## What you need to do
What you return should match every record exactly, with the images removed.

(Figure record extracts)
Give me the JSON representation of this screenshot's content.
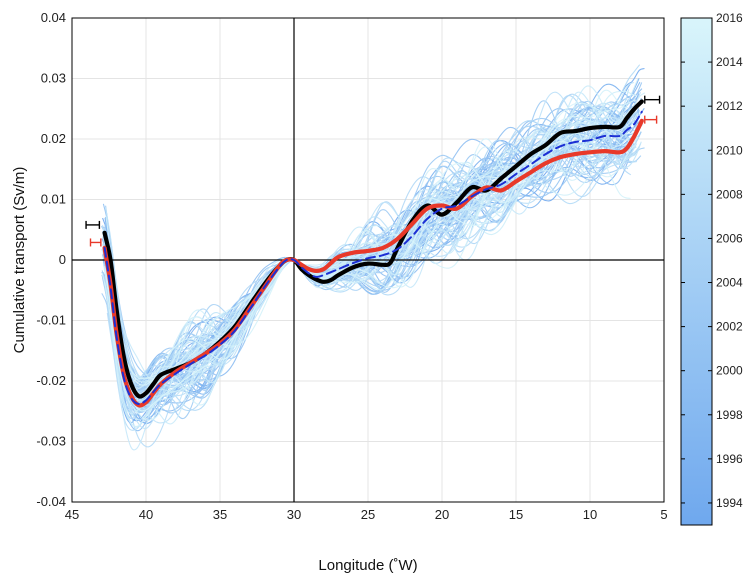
{
  "chart_data": {
    "type": "line",
    "xlabel": "Longitude (˚W)",
    "ylabel": "Cumulative transport (Sv/m)",
    "xlim": [
      45,
      5
    ],
    "ylim": [
      -0.04,
      0.04
    ],
    "x_reversed": true,
    "xticks": [
      45,
      40,
      35,
      30,
      25,
      20,
      15,
      10,
      5
    ],
    "yticks": [
      -0.04,
      -0.03,
      -0.02,
      -0.01,
      0,
      0.01,
      0.02,
      0.03,
      0.04
    ],
    "ytick_labels": [
      "-0.04",
      "-0.03",
      "-0.02",
      "-0.01",
      "0",
      "0.01",
      "0.02",
      "0.03",
      "0.04"
    ],
    "grid": true,
    "reference_lines": {
      "x": 30,
      "y": 0
    },
    "colorbar": {
      "ticks": [
        1994,
        1996,
        1998,
        2000,
        2002,
        2004,
        2006,
        2008,
        2010,
        2012,
        2014,
        2016
      ],
      "range": [
        1993,
        2016
      ],
      "color_low": "#6fa8ee",
      "color_high": "#d9f5fb"
    },
    "ensemble": {
      "count": 90,
      "color_range": [
        "#6fa8ee",
        "#d9f5fb"
      ]
    },
    "series": [
      {
        "color": "#000000",
        "style": "solid",
        "x": [
          42.8,
          42.4,
          42.0,
          41.5,
          41.0,
          40.5,
          40.0,
          39.5,
          39.0,
          38.0,
          37.0,
          36.0,
          35.0,
          34.0,
          33.0,
          32.0,
          31.0,
          30.5,
          30.0,
          29.5,
          29.0,
          28.5,
          28.0,
          27.5,
          27.0,
          26.0,
          25.0,
          24.0,
          23.5,
          23.0,
          22.0,
          21.0,
          20.0,
          19.0,
          18.0,
          17.0,
          16.0,
          15.0,
          14.0,
          13.0,
          12.0,
          11.0,
          10.0,
          9.0,
          8.0,
          7.5,
          7.0,
          6.5
        ],
        "y": [
          0.0045,
          0.0,
          -0.008,
          -0.016,
          -0.0205,
          -0.0225,
          -0.022,
          -0.0205,
          -0.019,
          -0.018,
          -0.017,
          -0.0155,
          -0.0135,
          -0.011,
          -0.0075,
          -0.004,
          -0.001,
          0.0,
          0.0,
          -0.0015,
          -0.0025,
          -0.0032,
          -0.0036,
          -0.0033,
          -0.0025,
          -0.0012,
          -0.0006,
          -0.0008,
          -0.0005,
          0.002,
          0.0065,
          0.009,
          0.0075,
          0.0095,
          0.012,
          0.0115,
          0.0135,
          0.0155,
          0.0175,
          0.019,
          0.021,
          0.0213,
          0.0218,
          0.022,
          0.022,
          0.0235,
          0.025,
          0.0262
        ]
      },
      {
        "color": "#e8392a",
        "style": "solid",
        "x": [
          42.8,
          42.4,
          42.0,
          41.5,
          41.0,
          40.5,
          40.0,
          39.5,
          39.0,
          38.0,
          37.0,
          36.0,
          35.0,
          34.0,
          33.0,
          32.0,
          31.0,
          30.5,
          30.0,
          29.5,
          29.0,
          28.5,
          28.0,
          27.5,
          27.0,
          26.0,
          25.0,
          24.0,
          23.0,
          22.0,
          21.0,
          20.0,
          19.0,
          18.0,
          17.0,
          16.0,
          15.0,
          14.0,
          13.0,
          12.0,
          11.0,
          10.0,
          9.0,
          8.0,
          7.5,
          7.0,
          6.5
        ],
        "y": [
          0.002,
          -0.004,
          -0.012,
          -0.019,
          -0.0225,
          -0.024,
          -0.0235,
          -0.022,
          -0.0205,
          -0.0185,
          -0.017,
          -0.0155,
          -0.0138,
          -0.0115,
          -0.008,
          -0.0045,
          -0.001,
          0.0,
          0.0,
          -0.0008,
          -0.0015,
          -0.0018,
          -0.0015,
          -0.0005,
          0.0005,
          0.0012,
          0.0015,
          0.002,
          0.0035,
          0.006,
          0.0085,
          0.009,
          0.0085,
          0.0105,
          0.012,
          0.0115,
          0.013,
          0.0145,
          0.016,
          0.017,
          0.0175,
          0.0178,
          0.018,
          0.0178,
          0.0185,
          0.0205,
          0.023
        ]
      },
      {
        "color": "#1c2fd4",
        "style": "dashed",
        "x": [
          42.8,
          42.4,
          42.0,
          41.5,
          41.0,
          40.5,
          40.0,
          39.5,
          39.0,
          38.0,
          37.0,
          36.0,
          35.0,
          34.0,
          33.0,
          32.0,
          31.0,
          30.5,
          30.0,
          29.5,
          29.0,
          28.5,
          28.0,
          27.0,
          26.0,
          25.0,
          24.0,
          23.0,
          22.0,
          21.0,
          20.0,
          19.0,
          18.0,
          17.0,
          16.0,
          15.0,
          14.0,
          13.0,
          12.0,
          11.0,
          10.0,
          9.0,
          8.0,
          7.5,
          7.0,
          6.5
        ],
        "y": [
          0.002,
          -0.0045,
          -0.0125,
          -0.0195,
          -0.0228,
          -0.0238,
          -0.0232,
          -0.0218,
          -0.0205,
          -0.0188,
          -0.0172,
          -0.0158,
          -0.014,
          -0.0117,
          -0.0082,
          -0.0045,
          -0.0012,
          0.0,
          0.0,
          -0.0012,
          -0.0022,
          -0.0028,
          -0.0025,
          -0.0015,
          -0.0005,
          0.0003,
          0.0008,
          0.0018,
          0.004,
          0.0068,
          0.0085,
          0.009,
          0.0105,
          0.0117,
          0.0125,
          0.0142,
          0.0158,
          0.0175,
          0.0188,
          0.0195,
          0.0198,
          0.0205,
          0.0205,
          0.0215,
          0.0225,
          0.0245
        ]
      }
    ],
    "error_bars": [
      {
        "color": "#000000",
        "x": 43.6,
        "y": 0.0058,
        "half_width": 0.45,
        "side": "left"
      },
      {
        "color": "#e8392a",
        "x": 43.4,
        "y": 0.0029,
        "half_width": 0.35,
        "side": "left"
      },
      {
        "color": "#000000",
        "x": 5.8,
        "y": 0.0265,
        "half_width": 0.5,
        "side": "right"
      },
      {
        "color": "#e8392a",
        "x": 5.9,
        "y": 0.0232,
        "half_width": 0.4,
        "side": "right"
      }
    ]
  }
}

## Written solution
Give me the JSON representation of this screenshot's content.
{
  "chart_data": {
    "type": "line",
    "xlabel": "Longitude (˚W)",
    "ylabel": "Cumulative transport (Sv/m)",
    "xlim": [
      45,
      5
    ],
    "ylim": [
      -0.04,
      0.04
    ],
    "x_reversed": true,
    "xticks": [
      45,
      40,
      35,
      30,
      25,
      20,
      15,
      10,
      5
    ],
    "yticks": [
      -0.04,
      -0.03,
      -0.02,
      -0.01,
      0,
      0.01,
      0.02,
      0.03,
      0.04
    ],
    "ytick_labels": [
      "-0.04",
      "-0.03",
      "-0.02",
      "-0.01",
      "0",
      "0.01",
      "0.02",
      "0.03",
      "0.04"
    ],
    "grid": true,
    "reference_lines": {
      "x": 30,
      "y": 0
    },
    "colorbar": {
      "ticks": [
        1994,
        1996,
        1998,
        2000,
        2002,
        2004,
        2006,
        2008,
        2010,
        2012,
        2014,
        2016
      ],
      "range": [
        1993,
        2016
      ],
      "color_low": "#6fa8ee",
      "color_high": "#d9f5fb"
    },
    "ensemble": {
      "count": 90,
      "color_range": [
        "#6fa8ee",
        "#d9f5fb"
      ]
    },
    "series": [
      {
        "color": "#000000",
        "style": "solid",
        "x": [
          42.8,
          42.4,
          42.0,
          41.5,
          41.0,
          40.5,
          40.0,
          39.5,
          39.0,
          38.0,
          37.0,
          36.0,
          35.0,
          34.0,
          33.0,
          32.0,
          31.0,
          30.5,
          30.0,
          29.5,
          29.0,
          28.5,
          28.0,
          27.5,
          27.0,
          26.0,
          25.0,
          24.0,
          23.5,
          23.0,
          22.0,
          21.0,
          20.0,
          19.0,
          18.0,
          17.0,
          16.0,
          15.0,
          14.0,
          13.0,
          12.0,
          11.0,
          10.0,
          9.0,
          8.0,
          7.5,
          7.0,
          6.5
        ],
        "y": [
          0.0045,
          0.0,
          -0.008,
          -0.016,
          -0.0205,
          -0.0225,
          -0.022,
          -0.0205,
          -0.019,
          -0.018,
          -0.017,
          -0.0155,
          -0.0135,
          -0.011,
          -0.0075,
          -0.004,
          -0.001,
          0.0,
          0.0,
          -0.0015,
          -0.0025,
          -0.0032,
          -0.0036,
          -0.0033,
          -0.0025,
          -0.0012,
          -0.0006,
          -0.0008,
          -0.0005,
          0.002,
          0.0065,
          0.009,
          0.0075,
          0.0095,
          0.012,
          0.0115,
          0.0135,
          0.0155,
          0.0175,
          0.019,
          0.021,
          0.0213,
          0.0218,
          0.022,
          0.022,
          0.0235,
          0.025,
          0.0262
        ]
      },
      {
        "color": "#e8392a",
        "style": "solid",
        "x": [
          42.8,
          42.4,
          42.0,
          41.5,
          41.0,
          40.5,
          40.0,
          39.5,
          39.0,
          38.0,
          37.0,
          36.0,
          35.0,
          34.0,
          33.0,
          32.0,
          31.0,
          30.5,
          30.0,
          29.5,
          29.0,
          28.5,
          28.0,
          27.5,
          27.0,
          26.0,
          25.0,
          24.0,
          23.0,
          22.0,
          21.0,
          20.0,
          19.0,
          18.0,
          17.0,
          16.0,
          15.0,
          14.0,
          13.0,
          12.0,
          11.0,
          10.0,
          9.0,
          8.0,
          7.5,
          7.0,
          6.5
        ],
        "y": [
          0.002,
          -0.004,
          -0.012,
          -0.019,
          -0.0225,
          -0.024,
          -0.0235,
          -0.022,
          -0.0205,
          -0.0185,
          -0.017,
          -0.0155,
          -0.0138,
          -0.0115,
          -0.008,
          -0.0045,
          -0.001,
          0.0,
          0.0,
          -0.0008,
          -0.0015,
          -0.0018,
          -0.0015,
          -0.0005,
          0.0005,
          0.0012,
          0.0015,
          0.002,
          0.0035,
          0.006,
          0.0085,
          0.009,
          0.0085,
          0.0105,
          0.012,
          0.0115,
          0.013,
          0.0145,
          0.016,
          0.017,
          0.0175,
          0.0178,
          0.018,
          0.0178,
          0.0185,
          0.0205,
          0.023
        ]
      },
      {
        "color": "#1c2fd4",
        "style": "dashed",
        "x": [
          42.8,
          42.4,
          42.0,
          41.5,
          41.0,
          40.5,
          40.0,
          39.5,
          39.0,
          38.0,
          37.0,
          36.0,
          35.0,
          34.0,
          33.0,
          32.0,
          31.0,
          30.5,
          30.0,
          29.5,
          29.0,
          28.5,
          28.0,
          27.0,
          26.0,
          25.0,
          24.0,
          23.0,
          22.0,
          21.0,
          20.0,
          19.0,
          18.0,
          17.0,
          16.0,
          15.0,
          14.0,
          13.0,
          12.0,
          11.0,
          10.0,
          9.0,
          8.0,
          7.5,
          7.0,
          6.5
        ],
        "y": [
          0.002,
          -0.0045,
          -0.0125,
          -0.0195,
          -0.0228,
          -0.0238,
          -0.0232,
          -0.0218,
          -0.0205,
          -0.0188,
          -0.0172,
          -0.0158,
          -0.014,
          -0.0117,
          -0.0082,
          -0.0045,
          -0.0012,
          0.0,
          0.0,
          -0.0012,
          -0.0022,
          -0.0028,
          -0.0025,
          -0.0015,
          -0.0005,
          0.0003,
          0.0008,
          0.0018,
          0.004,
          0.0068,
          0.0085,
          0.009,
          0.0105,
          0.0117,
          0.0125,
          0.0142,
          0.0158,
          0.0175,
          0.0188,
          0.0195,
          0.0198,
          0.0205,
          0.0205,
          0.0215,
          0.0225,
          0.0245
        ]
      }
    ],
    "error_bars": [
      {
        "color": "#000000",
        "x": 43.6,
        "y": 0.0058,
        "half_width": 0.45,
        "side": "left"
      },
      {
        "color": "#e8392a",
        "x": 43.4,
        "y": 0.0029,
        "half_width": 0.35,
        "side": "left"
      },
      {
        "color": "#000000",
        "x": 5.8,
        "y": 0.0265,
        "half_width": 0.5,
        "side": "right"
      },
      {
        "color": "#e8392a",
        "x": 5.9,
        "y": 0.0232,
        "half_width": 0.4,
        "side": "right"
      }
    ]
  }
}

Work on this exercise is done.